:: JOB ::
Some lines in the listing below may include the string "Region". How many are there? Give only the number.

:: DATASET RECORDS ::
** Begin **

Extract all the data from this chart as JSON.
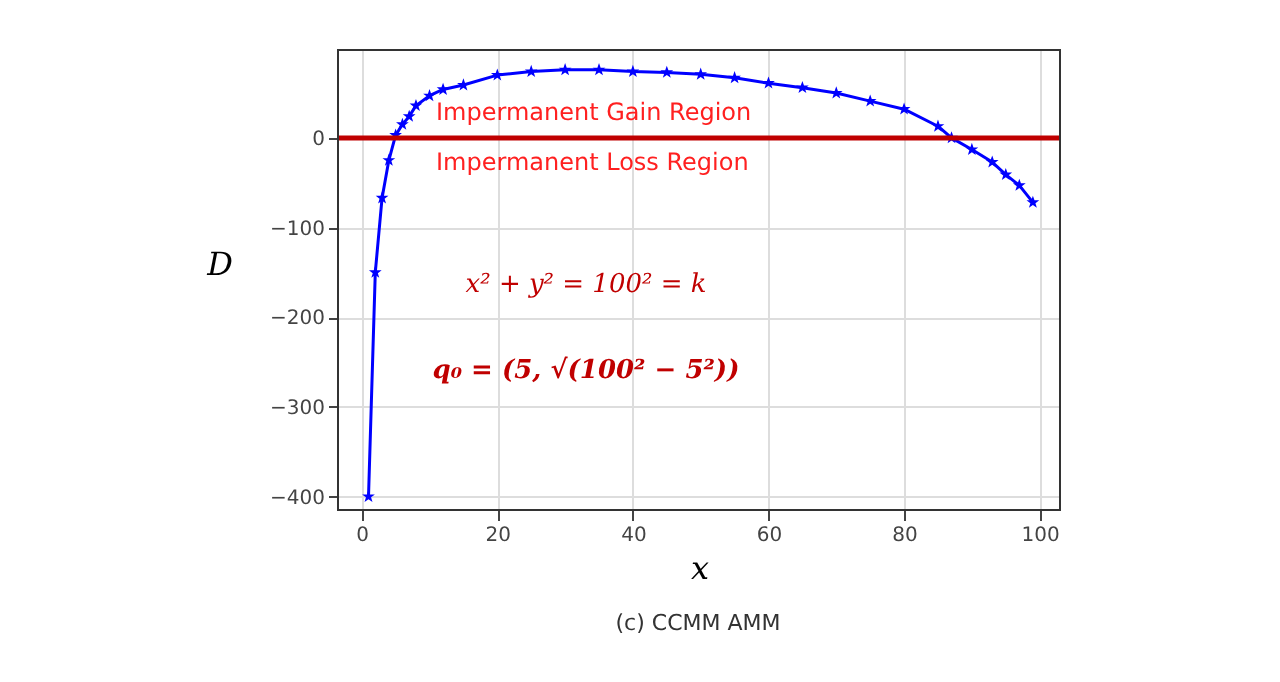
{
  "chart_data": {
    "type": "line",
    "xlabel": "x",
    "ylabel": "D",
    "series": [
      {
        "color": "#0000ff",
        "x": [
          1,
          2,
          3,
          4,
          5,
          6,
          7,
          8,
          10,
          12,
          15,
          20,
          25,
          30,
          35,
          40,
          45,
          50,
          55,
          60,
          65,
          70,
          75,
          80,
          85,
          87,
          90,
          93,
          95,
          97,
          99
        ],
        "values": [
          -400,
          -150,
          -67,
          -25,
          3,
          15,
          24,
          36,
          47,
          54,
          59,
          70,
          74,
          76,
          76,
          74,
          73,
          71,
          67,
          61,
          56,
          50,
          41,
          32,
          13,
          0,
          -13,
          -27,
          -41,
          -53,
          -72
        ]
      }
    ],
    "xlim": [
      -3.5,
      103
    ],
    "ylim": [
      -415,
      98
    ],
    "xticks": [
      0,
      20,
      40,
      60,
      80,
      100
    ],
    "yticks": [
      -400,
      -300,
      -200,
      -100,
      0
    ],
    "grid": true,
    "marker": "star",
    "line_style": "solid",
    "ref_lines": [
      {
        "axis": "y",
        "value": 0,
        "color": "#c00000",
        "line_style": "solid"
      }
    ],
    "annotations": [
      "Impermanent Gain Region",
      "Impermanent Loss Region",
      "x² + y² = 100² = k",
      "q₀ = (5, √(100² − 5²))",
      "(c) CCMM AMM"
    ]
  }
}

** End **
** Begin **

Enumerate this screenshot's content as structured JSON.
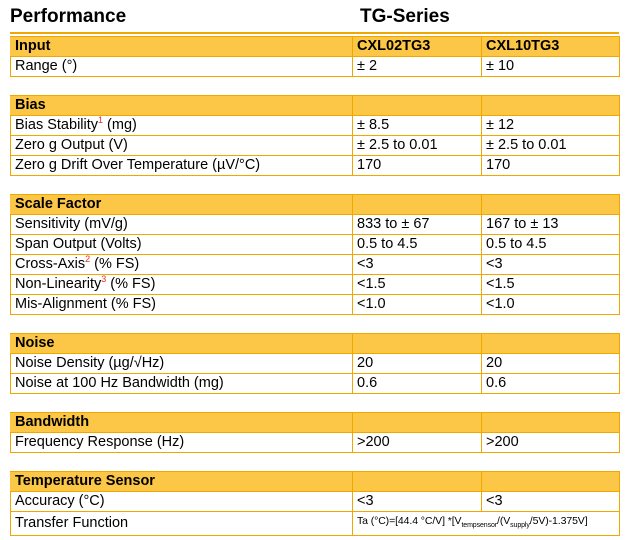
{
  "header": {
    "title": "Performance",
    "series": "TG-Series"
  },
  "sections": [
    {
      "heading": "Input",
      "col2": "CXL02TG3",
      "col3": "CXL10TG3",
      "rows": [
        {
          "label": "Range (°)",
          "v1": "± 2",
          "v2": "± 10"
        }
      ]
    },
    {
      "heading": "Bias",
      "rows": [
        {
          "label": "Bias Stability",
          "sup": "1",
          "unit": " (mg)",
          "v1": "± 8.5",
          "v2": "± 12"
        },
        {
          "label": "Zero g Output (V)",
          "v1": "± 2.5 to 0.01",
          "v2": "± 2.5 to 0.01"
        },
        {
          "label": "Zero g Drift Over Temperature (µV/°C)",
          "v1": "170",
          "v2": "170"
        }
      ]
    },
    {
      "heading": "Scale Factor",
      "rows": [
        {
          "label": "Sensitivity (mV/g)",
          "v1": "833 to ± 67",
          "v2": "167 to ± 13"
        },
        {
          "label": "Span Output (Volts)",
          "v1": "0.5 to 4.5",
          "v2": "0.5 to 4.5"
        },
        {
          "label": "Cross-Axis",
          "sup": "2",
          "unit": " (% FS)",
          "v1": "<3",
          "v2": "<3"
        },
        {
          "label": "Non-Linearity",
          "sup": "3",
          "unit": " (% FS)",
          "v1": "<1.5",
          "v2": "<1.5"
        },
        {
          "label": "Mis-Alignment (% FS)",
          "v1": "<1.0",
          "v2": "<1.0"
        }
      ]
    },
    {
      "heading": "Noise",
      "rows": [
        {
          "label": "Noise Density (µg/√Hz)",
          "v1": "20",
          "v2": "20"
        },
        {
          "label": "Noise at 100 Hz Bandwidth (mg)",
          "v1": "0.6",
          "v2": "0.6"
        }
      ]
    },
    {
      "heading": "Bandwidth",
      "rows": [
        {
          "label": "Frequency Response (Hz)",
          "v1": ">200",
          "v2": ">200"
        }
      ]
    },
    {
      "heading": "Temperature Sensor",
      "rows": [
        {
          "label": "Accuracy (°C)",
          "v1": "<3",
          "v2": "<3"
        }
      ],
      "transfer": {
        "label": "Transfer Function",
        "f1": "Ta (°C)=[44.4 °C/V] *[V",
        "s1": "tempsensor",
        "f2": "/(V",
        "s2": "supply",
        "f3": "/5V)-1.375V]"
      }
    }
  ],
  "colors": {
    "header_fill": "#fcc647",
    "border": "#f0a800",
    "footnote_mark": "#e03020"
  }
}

** End **

:: ANSWER IN FULL ::
2